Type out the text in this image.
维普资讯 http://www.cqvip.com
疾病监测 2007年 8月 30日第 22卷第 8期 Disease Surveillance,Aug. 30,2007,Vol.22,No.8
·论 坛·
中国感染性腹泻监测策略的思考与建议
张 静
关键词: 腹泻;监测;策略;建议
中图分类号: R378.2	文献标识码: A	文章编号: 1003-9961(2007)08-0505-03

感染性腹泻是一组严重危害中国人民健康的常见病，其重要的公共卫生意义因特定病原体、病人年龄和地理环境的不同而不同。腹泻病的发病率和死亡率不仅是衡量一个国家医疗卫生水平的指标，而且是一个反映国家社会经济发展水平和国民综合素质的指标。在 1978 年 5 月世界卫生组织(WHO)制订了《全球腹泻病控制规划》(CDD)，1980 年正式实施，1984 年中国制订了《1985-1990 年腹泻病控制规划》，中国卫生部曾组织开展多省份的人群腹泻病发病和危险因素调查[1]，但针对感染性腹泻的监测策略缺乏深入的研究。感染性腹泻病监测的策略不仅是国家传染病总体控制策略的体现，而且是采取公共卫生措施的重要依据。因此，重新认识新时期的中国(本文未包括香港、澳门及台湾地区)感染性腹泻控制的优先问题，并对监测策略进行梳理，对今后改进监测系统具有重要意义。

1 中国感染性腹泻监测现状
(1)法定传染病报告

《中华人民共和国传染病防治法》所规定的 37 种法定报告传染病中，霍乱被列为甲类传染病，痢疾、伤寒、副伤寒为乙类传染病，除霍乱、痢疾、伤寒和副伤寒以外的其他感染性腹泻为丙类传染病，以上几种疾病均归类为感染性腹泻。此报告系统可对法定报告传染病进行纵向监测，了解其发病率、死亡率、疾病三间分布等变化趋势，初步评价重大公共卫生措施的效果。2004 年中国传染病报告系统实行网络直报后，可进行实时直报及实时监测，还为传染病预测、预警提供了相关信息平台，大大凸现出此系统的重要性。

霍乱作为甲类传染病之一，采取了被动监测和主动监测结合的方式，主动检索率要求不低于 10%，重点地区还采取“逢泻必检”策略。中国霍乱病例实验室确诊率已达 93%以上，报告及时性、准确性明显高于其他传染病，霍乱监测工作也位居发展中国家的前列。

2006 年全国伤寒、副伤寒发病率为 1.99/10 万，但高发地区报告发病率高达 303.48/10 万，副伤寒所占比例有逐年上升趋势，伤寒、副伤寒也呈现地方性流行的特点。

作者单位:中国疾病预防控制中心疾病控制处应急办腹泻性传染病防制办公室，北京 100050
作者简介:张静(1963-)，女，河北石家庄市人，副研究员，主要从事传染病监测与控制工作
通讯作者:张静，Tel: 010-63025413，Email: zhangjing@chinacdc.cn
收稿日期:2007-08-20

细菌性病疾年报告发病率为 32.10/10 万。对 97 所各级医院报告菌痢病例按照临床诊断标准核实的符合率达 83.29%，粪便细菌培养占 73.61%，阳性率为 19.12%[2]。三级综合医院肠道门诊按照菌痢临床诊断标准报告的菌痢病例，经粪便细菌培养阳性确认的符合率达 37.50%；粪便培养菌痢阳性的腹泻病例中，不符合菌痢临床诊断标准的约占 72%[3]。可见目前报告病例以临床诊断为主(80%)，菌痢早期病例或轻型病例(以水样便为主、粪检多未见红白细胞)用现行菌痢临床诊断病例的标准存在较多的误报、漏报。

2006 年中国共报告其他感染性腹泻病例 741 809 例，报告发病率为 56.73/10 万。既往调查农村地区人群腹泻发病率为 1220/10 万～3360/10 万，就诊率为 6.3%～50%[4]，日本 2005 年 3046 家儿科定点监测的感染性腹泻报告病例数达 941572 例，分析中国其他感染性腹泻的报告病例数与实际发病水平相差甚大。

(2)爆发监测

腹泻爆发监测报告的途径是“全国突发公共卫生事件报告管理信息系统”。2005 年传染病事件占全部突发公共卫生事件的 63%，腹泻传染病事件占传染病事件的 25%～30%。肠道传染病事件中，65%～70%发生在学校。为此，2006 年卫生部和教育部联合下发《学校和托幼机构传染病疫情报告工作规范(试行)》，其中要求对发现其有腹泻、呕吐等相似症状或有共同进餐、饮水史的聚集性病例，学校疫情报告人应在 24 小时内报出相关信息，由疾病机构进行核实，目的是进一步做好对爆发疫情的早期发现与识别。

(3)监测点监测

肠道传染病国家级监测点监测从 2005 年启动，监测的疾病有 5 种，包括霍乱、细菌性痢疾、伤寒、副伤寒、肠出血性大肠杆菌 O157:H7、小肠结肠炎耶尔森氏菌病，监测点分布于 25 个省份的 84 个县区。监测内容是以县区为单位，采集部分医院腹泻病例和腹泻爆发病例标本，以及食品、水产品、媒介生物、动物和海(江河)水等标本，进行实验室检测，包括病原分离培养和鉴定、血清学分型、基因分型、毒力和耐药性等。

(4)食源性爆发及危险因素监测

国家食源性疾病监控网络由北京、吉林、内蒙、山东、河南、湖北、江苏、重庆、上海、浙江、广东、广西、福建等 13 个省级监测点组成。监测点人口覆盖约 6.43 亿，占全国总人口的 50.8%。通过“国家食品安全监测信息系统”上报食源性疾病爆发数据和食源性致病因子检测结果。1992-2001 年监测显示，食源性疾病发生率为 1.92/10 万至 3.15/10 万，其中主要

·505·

== Exercise ==
Your task is to retype all of the records exactly.

== Correct answer ==
Type out the text in this image.
维普资讯 http://www.cqvip.com
疾病监测 2007年 8月 30日第 22卷第 8期 Disease Surveillance,Aug. 30,2007,Vol.22,No.8
·论 坛·
中国感染性腹泻监测策略的思考与建议
张 静
关键词: 腹泻;监测;策略;建议
中图分类号: R378.2	文献标识码: A	文章编号: 1003-9961(2007)08-0505-03

感染性腹泻是一组严重危害中国人民健康的常见病，其重要的公共卫生意义因特定病原体、病人年龄和地理环境的不同而不同。腹泻病的发病率和死亡率不仅是衡量一个国家医疗卫生水平的指标，而且是一个反映国家社会经济发展水平和国民综合素质的指标。在 1978 年 5 月世界卫生组织(WHO)制订了《全球腹泻病控制规划》(CDD)，1980 年正式实施，1984 年中国制订了《1985-1990 年腹泻病控制规划》，中国卫生部曾组织开展多省份的人群腹泻病发病和危险因素调查[1]，但针对感染性腹泻的监测策略缺乏深入的研究。感染性腹泻病监测的策略不仅是国家传染病总体控制策略的体现，而且是采取公共卫生措施的重要依据。因此，重新认识新时期的中国(本文未包括香港、澳门及台湾地区)感染性腹泻控制的优先问题，并对监测策略进行梳理，对今后改进监测系统具有重要意义。

1 中国感染性腹泻监测现状
(1)法定传染病报告

《中华人民共和国传染病防治法》所规定的 37 种法定报告传染病中，霍乱被列为甲类传染病，痢疾、伤寒、副伤寒为乙类传染病，除霍乱、痢疾、伤寒和副伤寒以外的其他感染性腹泻为丙类传染病，以上几种疾病均归类为感染性腹泻。此报告系统可对法定报告传染病进行纵向监测，了解其发病率、死亡率、疾病三间分布等变化趋势，初步评价重大公共卫生措施的效果。2004 年中国传染病报告系统实行网络直报后，可进行实时直报及实时监测，还为传染病预测、预警提供了相关信息平台，大大凸现出此系统的重要性。

霍乱作为甲类传染病之一，采取了被动监测和主动监测结合的方式，主动检索率要求不低于 10%，重点地区还采取“逢泻必检”策略。中国霍乱病例实验室确诊率已达 93%以上，报告及时性、准确性明显高于其他传染病，霍乱监测工作也位居发展中国家的前列。

2006 年全国伤寒、副伤寒发病率为 1.99/10 万，但高发地区报告发病率高达 303.48/10 万，副伤寒所占比例有逐年上升趋势，伤寒、副伤寒也呈现地方性流行的特点。

作者单位:中国疾病预防控制中心疾病控制处应急办腹泻性传染病防制办公室，北京 100050
作者简介:张静(1963-)，女，河北石家庄市人，副研究员，主要从事传染病监测与控制工作
通讯作者:张静，Tel: 010-63025413，Email: zhangjing@chinacdc.cn
收稿日期:2007-08-20

细菌性病疾年报告发病率为 32.10/10 万。对 97 所各级医院报告菌痢病例按照临床诊断标准核实的符合率达 83.29%，粪便细菌培养占 73.61%，阳性率为 19.12%[2]。三级综合医院肠道门诊按照菌痢临床诊断标准报告的菌痢病例，经粪便细菌培养阳性确认的符合率达 37.50%；粪便培养菌痢阳性的腹泻病例中，不符合菌痢临床诊断标准的约占 72%[3]。可见目前报告病例以临床诊断为主(80%)，菌痢早期病例或轻型病例(以水样便为主、粪检多未见红白细胞)用现行菌痢临床诊断病例的标准存在较多的误报、漏报。

2006 年中国共报告其他感染性腹泻病例 741 809 例，报告发病率为 56.73/10 万。既往调查农村地区人群腹泻发病率为 1220/10 万～3360/10 万，就诊率为 6.3%～50%[4]，日本 2005 年 3046 家儿科定点监测的感染性腹泻报告病例数达 941572 例，分析中国其他感染性腹泻的报告病例数与实际发病水平相差甚大。

(2)爆发监测

腹泻爆发监测报告的途径是“全国突发公共卫生事件报告管理信息系统”。2005 年传染病事件占全部突发公共卫生事件的 63%，腹泻传染病事件占传染病事件的 25%～30%。肠道传染病事件中，65%～70%发生在学校。为此，2006 年卫生部和教育部联合下发《学校和托幼机构传染病疫情报告工作规范(试行)》，其中要求对发现其有腹泻、呕吐等相似症状或有共同进餐、饮水史的聚集性病例，学校疫情报告人应在 24 小时内报出相关信息，由疾病机构进行核实，目的是进一步做好对爆发疫情的早期发现与识别。

(3)监测点监测

肠道传染病国家级监测点监测从 2005 年启动，监测的疾病有 5 种，包括霍乱、细菌性痢疾、伤寒、副伤寒、肠出血性大肠杆菌 O157:H7、小肠结肠炎耶尔森氏菌病，监测点分布于 25 个省份的 84 个县区。监测内容是以县区为单位，采集部分医院腹泻病例和腹泻爆发病例标本，以及食品、水产品、媒介生物、动物和海(江河)水等标本，进行实验室检测，包括病原分离培养和鉴定、血清学分型、基因分型、毒力和耐药性等。

(4)食源性爆发及危险因素监测

国家食源性疾病监控网络由北京、吉林、内蒙、山东、河南、湖北、江苏、重庆、上海、浙江、广东、广西、福建等 13 个省级监测点组成。监测点人口覆盖约 6.43 亿，占全国总人口的 50.8%。通过“国家食品安全监测信息系统”上报食源性疾病爆发数据和食源性致病因子检测结果。1992-2001 年监测显示，食源性疾病发生率为 1.92/10 万至 3.15/10 万，其中主要

·505·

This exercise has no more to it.